— START DATA FOR THIS EXERCISE —
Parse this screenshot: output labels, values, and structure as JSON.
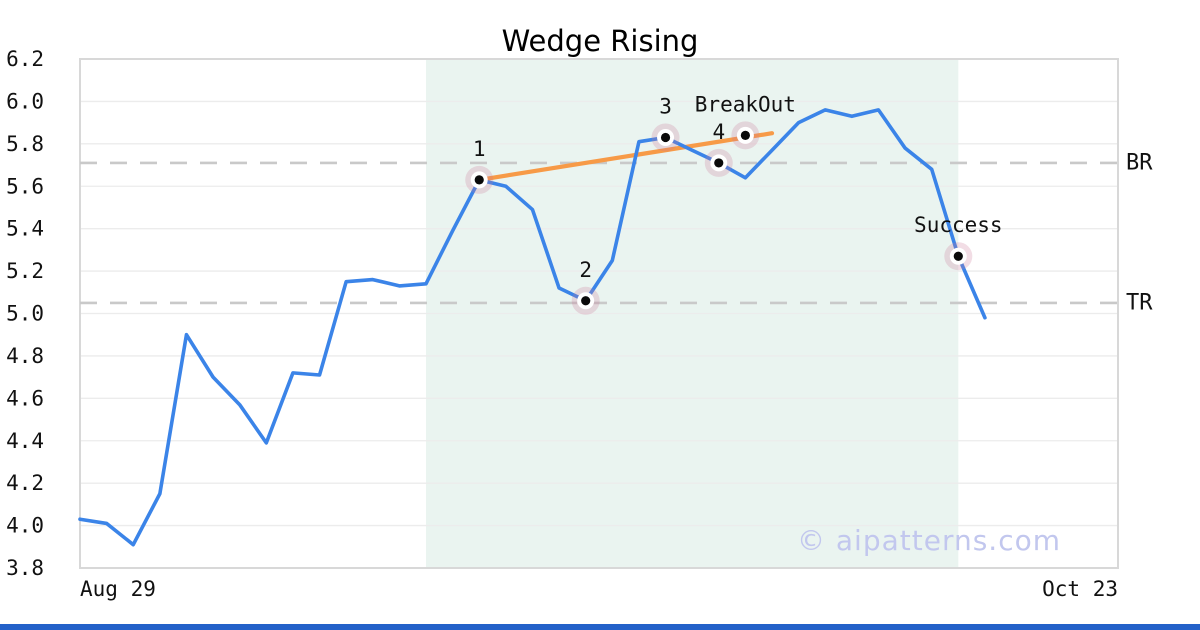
{
  "chart_data": {
    "type": "line",
    "title": "Wedge Rising",
    "xlabel": "",
    "ylabel": "",
    "xlim": [
      0,
      39
    ],
    "ylim": [
      3.8,
      6.2
    ],
    "x_tick_labels": [
      "Aug 29",
      "Oct 23"
    ],
    "y_ticks": [
      3.8,
      4.0,
      4.2,
      4.4,
      4.6,
      4.8,
      5.0,
      5.2,
      5.4,
      5.6,
      5.8,
      6.0,
      6.2
    ],
    "grid_values": [
      4.0,
      4.2,
      4.4,
      4.6,
      4.8,
      5.0,
      5.2,
      5.4,
      5.6,
      5.8,
      6.0
    ],
    "grid": true,
    "legend": false,
    "x": [
      0,
      1,
      2,
      3,
      4,
      5,
      6,
      7,
      8,
      9,
      10,
      11,
      12,
      13,
      14,
      15,
      16,
      17,
      18,
      19,
      20,
      21,
      22,
      23,
      24,
      25,
      26,
      27,
      28,
      29,
      30,
      31,
      32,
      33,
      34
    ],
    "series": [
      {
        "name": "price",
        "values": [
          4.03,
          4.01,
          3.91,
          4.15,
          4.9,
          4.7,
          4.57,
          4.39,
          4.72,
          4.71,
          5.15,
          5.16,
          5.13,
          5.14,
          5.39,
          5.63,
          5.6,
          5.49,
          5.12,
          5.06,
          5.25,
          5.81,
          5.83,
          5.77,
          5.71,
          5.64,
          5.77,
          5.9,
          5.96,
          5.93,
          5.96,
          5.78,
          5.68,
          5.27,
          4.98
        ]
      }
    ],
    "trendline": {
      "x1": 15,
      "y1": 5.63,
      "x2": 26,
      "y2": 5.85
    },
    "shaded_region": {
      "x_start": 13,
      "x_end": 33
    },
    "hlines": [
      {
        "label": "BR",
        "y": 5.71
      },
      {
        "label": "TR",
        "y": 5.05
      }
    ],
    "annotations": [
      {
        "label": "1",
        "x": 15,
        "y": 5.63
      },
      {
        "label": "2",
        "x": 19,
        "y": 5.06
      },
      {
        "label": "3",
        "x": 22,
        "y": 5.83
      },
      {
        "label": "4",
        "x": 24,
        "y": 5.71
      },
      {
        "label": "BreakOut",
        "x": 25,
        "y": 5.84
      },
      {
        "label": "Success",
        "x": 33,
        "y": 5.27
      }
    ],
    "watermark": "© aipatterns.com",
    "colors": {
      "line": "#3b84e8",
      "trendline": "#f79a47",
      "shade": "#eaf4f0",
      "halo": "rgba(205,120,150,0.25)",
      "marker_ring": "#ffffff",
      "marker_dot": "#0a0a0a",
      "dashed": "#c9c9c9",
      "grid": "#ececec",
      "frame": "#d8d8d8",
      "text": "#111111",
      "watermark": "#c2c7ee",
      "accent_bar": "#2361c9"
    }
  }
}
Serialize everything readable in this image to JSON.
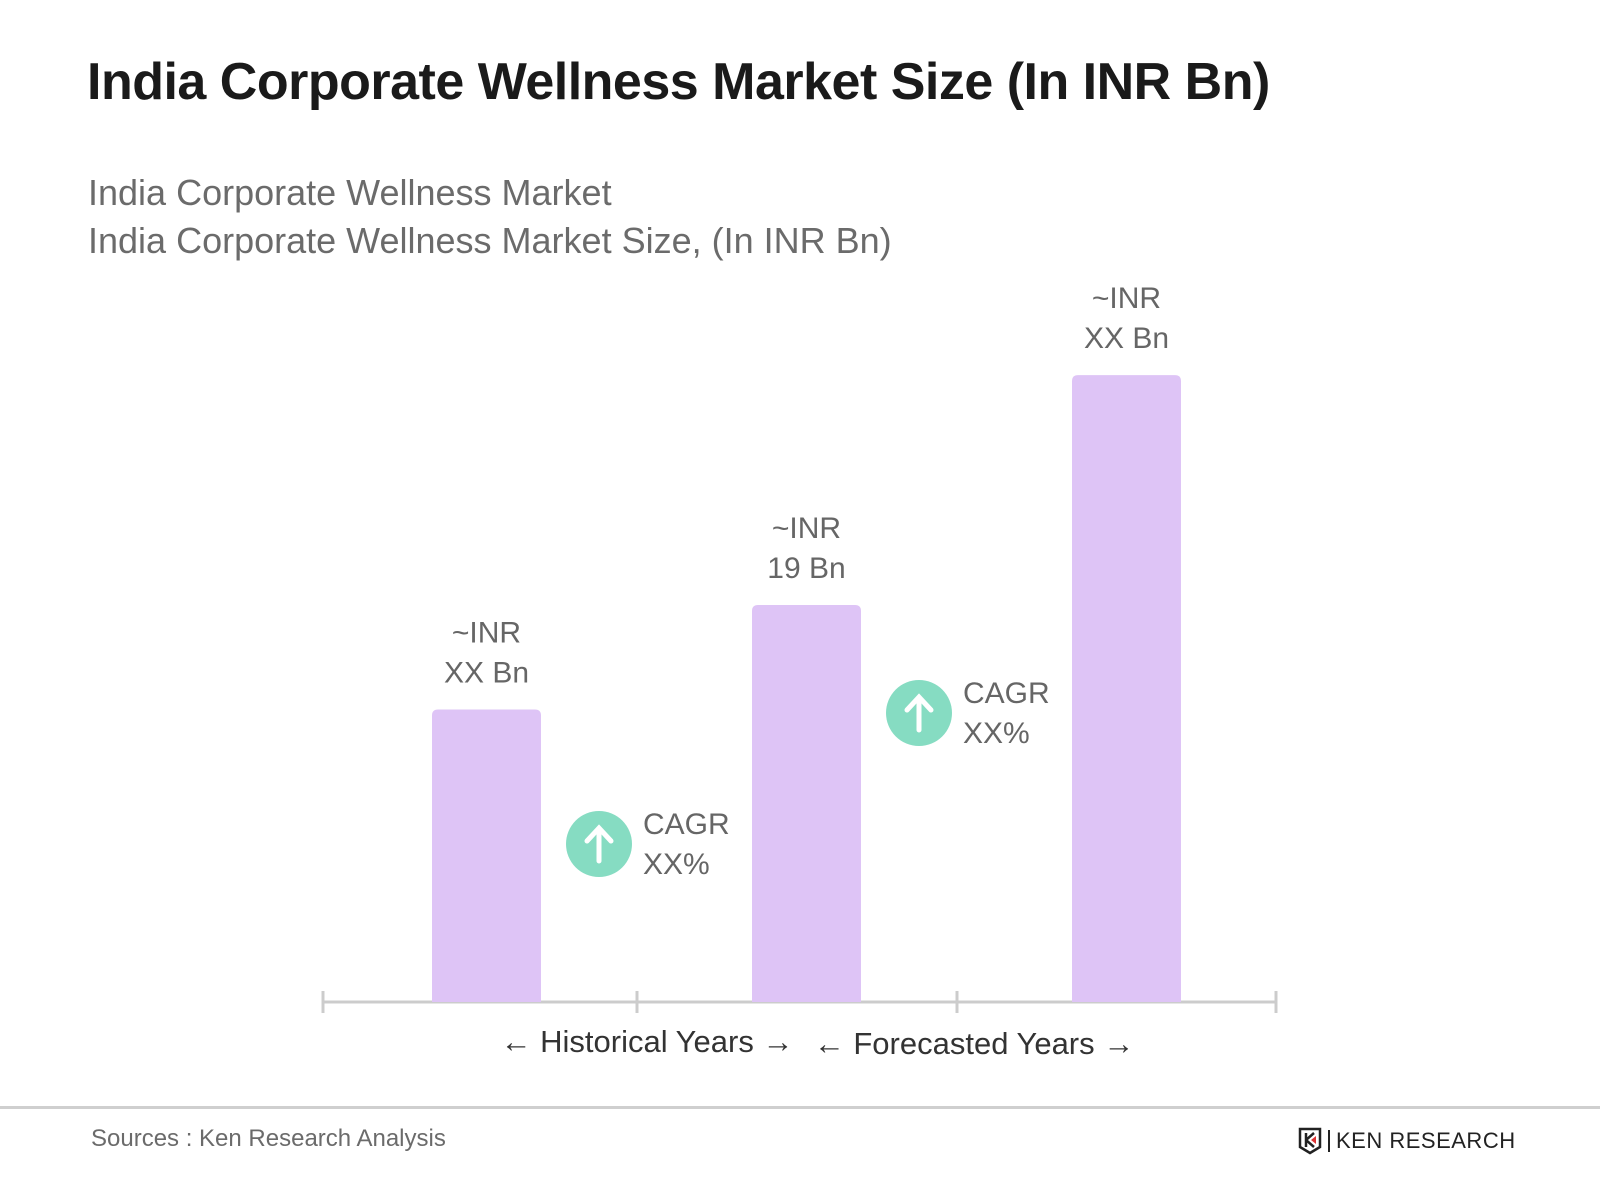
{
  "title": "India Corporate Wellness Market Size (In INR Bn)",
  "subtitle_1": "India Corporate Wellness Market",
  "subtitle_2": "India Corporate Wellness Market Size, (In INR Bn)",
  "source": "Sources : Ken Research Analysis",
  "logo_text": "KEN RESEARCH",
  "colors": {
    "bar": "#dec4f6",
    "cagr_circle": "#86dcc2",
    "axis": "#cccccc",
    "text": "#666666"
  },
  "chart_data": {
    "type": "bar",
    "categories": [
      "",
      "",
      ""
    ],
    "values": [
      14,
      19,
      30
    ],
    "data_labels": [
      [
        "~INR",
        "XX Bn"
      ],
      [
        "~INR",
        "19 Bn"
      ],
      [
        "~INR",
        "XX Bn"
      ]
    ],
    "cagr": [
      [
        "CAGR",
        "XX%"
      ],
      [
        "CAGR",
        "XX%"
      ]
    ],
    "x_sections": [
      "Historical Years",
      "Forecasted Years"
    ],
    "grid": false
  }
}
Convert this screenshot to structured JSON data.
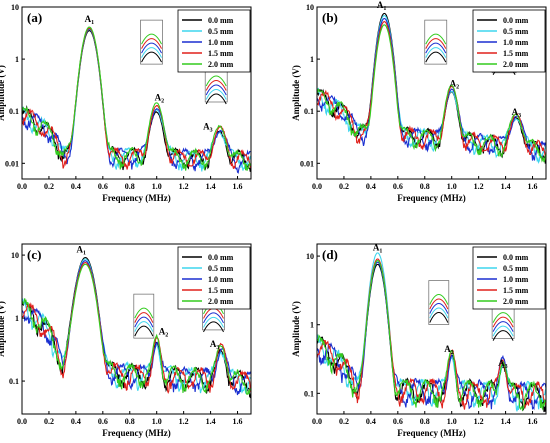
{
  "colors": {
    "0.0 mm": "#000000",
    "0.5 mm": "#3fd6ee",
    "1.0 mm": "#1b2fd0",
    "1.5 mm": "#e0201b",
    "2.0 mm": "#33cc1f"
  },
  "chart_data": [
    {
      "type": "line",
      "panel_label": "(a)",
      "xlabel": "Frequency (MHz)",
      "ylabel": "Amplitude (V)",
      "xlim": [
        0.0,
        1.7
      ],
      "ylim": [
        0.005,
        10
      ],
      "yscale": "log",
      "xticks": [
        "0.0",
        "0.2",
        "0.4",
        "0.6",
        "0.8",
        "1.0",
        "1.2",
        "1.4",
        "1.6"
      ],
      "yticks": [
        "0.01",
        "0.1",
        "1",
        "10"
      ],
      "ytick_values": [
        0.01,
        0.1,
        1,
        10
      ],
      "legend": [
        "0.0 mm",
        "0.5 mm",
        "1.0 mm",
        "1.5 mm",
        "2.0 mm"
      ],
      "legend_position": "top-right",
      "peak_labels": [
        {
          "text": "A1",
          "x": 0.5,
          "y": 5.2
        },
        {
          "text": "A2",
          "x": 1.02,
          "y": 0.16
        },
        {
          "text": "A3",
          "x": 1.38,
          "y": 0.045
        }
      ],
      "peaks": {
        "A1": {
          "x": 0.5,
          "w": 0.055,
          "values": [
            3.5,
            3.7,
            3.8,
            3.9,
            4.1
          ]
        },
        "A2": {
          "x": 1.0,
          "w": 0.05,
          "values": [
            0.08,
            0.095,
            0.1,
            0.11,
            0.13
          ]
        },
        "A3": {
          "x": 1.47,
          "w": 0.05,
          "values": [
            0.025,
            0.028,
            0.032,
            0.034,
            0.037
          ]
        }
      },
      "baseline": [
        0.09,
        0.015,
        0.012
      ]
    },
    {
      "type": "line",
      "panel_label": "(b)",
      "xlabel": "Frequency (MHz)",
      "ylabel": "Amplitude (V)",
      "xlim": [
        0.0,
        1.7
      ],
      "ylim": [
        0.005,
        10
      ],
      "yscale": "log",
      "xticks": [
        "0.0",
        "0.2",
        "0.4",
        "0.6",
        "0.8",
        "1.0",
        "1.2",
        "1.4",
        "1.6"
      ],
      "yticks": [
        "0.01",
        "0.1",
        "1",
        "10"
      ],
      "ytick_values": [
        0.01,
        0.1,
        1,
        10
      ],
      "legend": [
        "0.0 mm",
        "0.5 mm",
        "1.0 mm",
        "1.5 mm",
        "2.0 mm"
      ],
      "legend_position": "top-right",
      "peak_labels": [
        {
          "text": "A1",
          "x": 0.48,
          "y": 9.5
        },
        {
          "text": "A2",
          "x": 1.02,
          "y": 0.3
        },
        {
          "text": "A3",
          "x": 1.48,
          "y": 0.085
        }
      ],
      "peaks": {
        "A1": {
          "x": 0.5,
          "w": 0.05,
          "values": [
            7.5,
            6.8,
            6.0,
            5.2,
            4.5
          ]
        },
        "A2": {
          "x": 1.0,
          "w": 0.045,
          "values": [
            0.2,
            0.22,
            0.24,
            0.26,
            0.28
          ]
        },
        "A3": {
          "x": 1.48,
          "w": 0.05,
          "values": [
            0.05,
            0.055,
            0.06,
            0.06,
            0.065
          ]
        }
      },
      "baseline": [
        0.2,
        0.04,
        0.018
      ]
    },
    {
      "type": "line",
      "panel_label": "(c)",
      "xlabel": "Frequency (MHz)",
      "ylabel": "Amplitude (V)",
      "xlim": [
        0.0,
        1.7
      ],
      "ylim": [
        0.03,
        15
      ],
      "yscale": "log",
      "xticks": [
        "0.0",
        "0.2",
        "0.4",
        "0.6",
        "0.8",
        "1.0",
        "1.2",
        "1.4",
        "1.6"
      ],
      "yticks": [
        "0.1",
        "1",
        "10"
      ],
      "ytick_values": [
        0.1,
        1,
        10
      ],
      "legend": [
        "0.0 mm",
        "0.5 mm",
        "1.0 mm",
        "1.5 mm",
        "2.0 mm"
      ],
      "legend_position": "top-right",
      "peak_labels": [
        {
          "text": "A1",
          "x": 0.44,
          "y": 11
        },
        {
          "text": "A2",
          "x": 1.05,
          "y": 0.55
        },
        {
          "text": "A3",
          "x": 1.43,
          "y": 0.35
        }
      ],
      "peaks": {
        "A1": {
          "x": 0.47,
          "w": 0.07,
          "values": [
            9.0,
            8.5,
            8.0,
            7.5,
            7.0
          ]
        },
        "A2": {
          "x": 1.0,
          "w": 0.03,
          "values": [
            0.25,
            0.28,
            0.3,
            0.33,
            0.38
          ]
        },
        "A3": {
          "x": 1.48,
          "w": 0.04,
          "values": [
            0.18,
            0.2,
            0.22,
            0.24,
            0.26
          ]
        }
      },
      "baseline": [
        1.5,
        0.15,
        0.1
      ]
    },
    {
      "type": "line",
      "panel_label": "(d)",
      "xlabel": "Frequency (MHz)",
      "ylabel": "Amplitude (V)",
      "xlim": [
        0.0,
        1.7
      ],
      "ylim": [
        0.05,
        15
      ],
      "yscale": "log",
      "xticks": [
        "0.0",
        "0.2",
        "0.4",
        "0.6",
        "0.8",
        "1.0",
        "1.2",
        "1.4",
        "1.6"
      ],
      "yticks": [
        "0.1",
        "1",
        "10"
      ],
      "ytick_values": [
        0.1,
        1,
        10
      ],
      "legend": [
        "0.0 mm",
        "0.5 mm",
        "1.0 mm",
        "1.5 mm",
        "2.0 mm"
      ],
      "legend_position": "top-right",
      "peak_labels": [
        {
          "text": "A1",
          "x": 0.45,
          "y": 12
        },
        {
          "text": "A2",
          "x": 0.98,
          "y": 0.4
        },
        {
          "text": "A3",
          "x": 1.38,
          "y": 0.25
        }
      ],
      "peaks": {
        "A1": {
          "x": 0.45,
          "w": 0.055,
          "values": [
            7.5,
            11.0,
            8.0,
            9.0,
            8.5
          ]
        },
        "A2": {
          "x": 1.0,
          "w": 0.03,
          "values": [
            0.22,
            0.25,
            0.27,
            0.28,
            0.3
          ]
        },
        "A3": {
          "x": 1.38,
          "w": 0.03,
          "values": [
            0.18,
            0.15,
            0.2,
            0.22,
            0.2
          ]
        }
      },
      "baseline": [
        0.5,
        0.12,
        0.1
      ]
    }
  ]
}
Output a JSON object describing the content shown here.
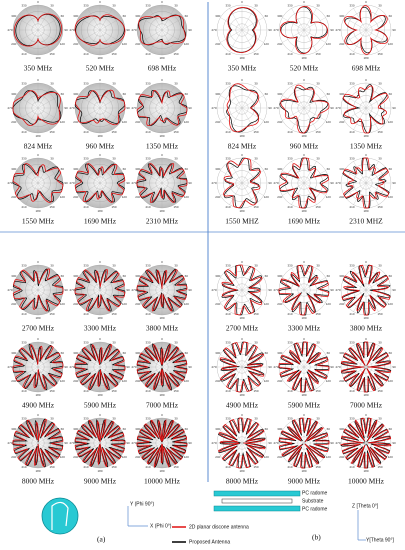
— END DATA FOR THIS EXERCISE —
[EXERCISE DESCRIPTION]: From the data above, pick out each line containing "Market" and copy it.

[EXERCISE SOLUTION]:
  "title": "India Corporate Wellness Market Size (In INR Bn)",
  "subtitle_1": "India Corporate Wellness Market",
  "subtitle_2": "India Corporate Wellness Market Size, (In INR Bn)",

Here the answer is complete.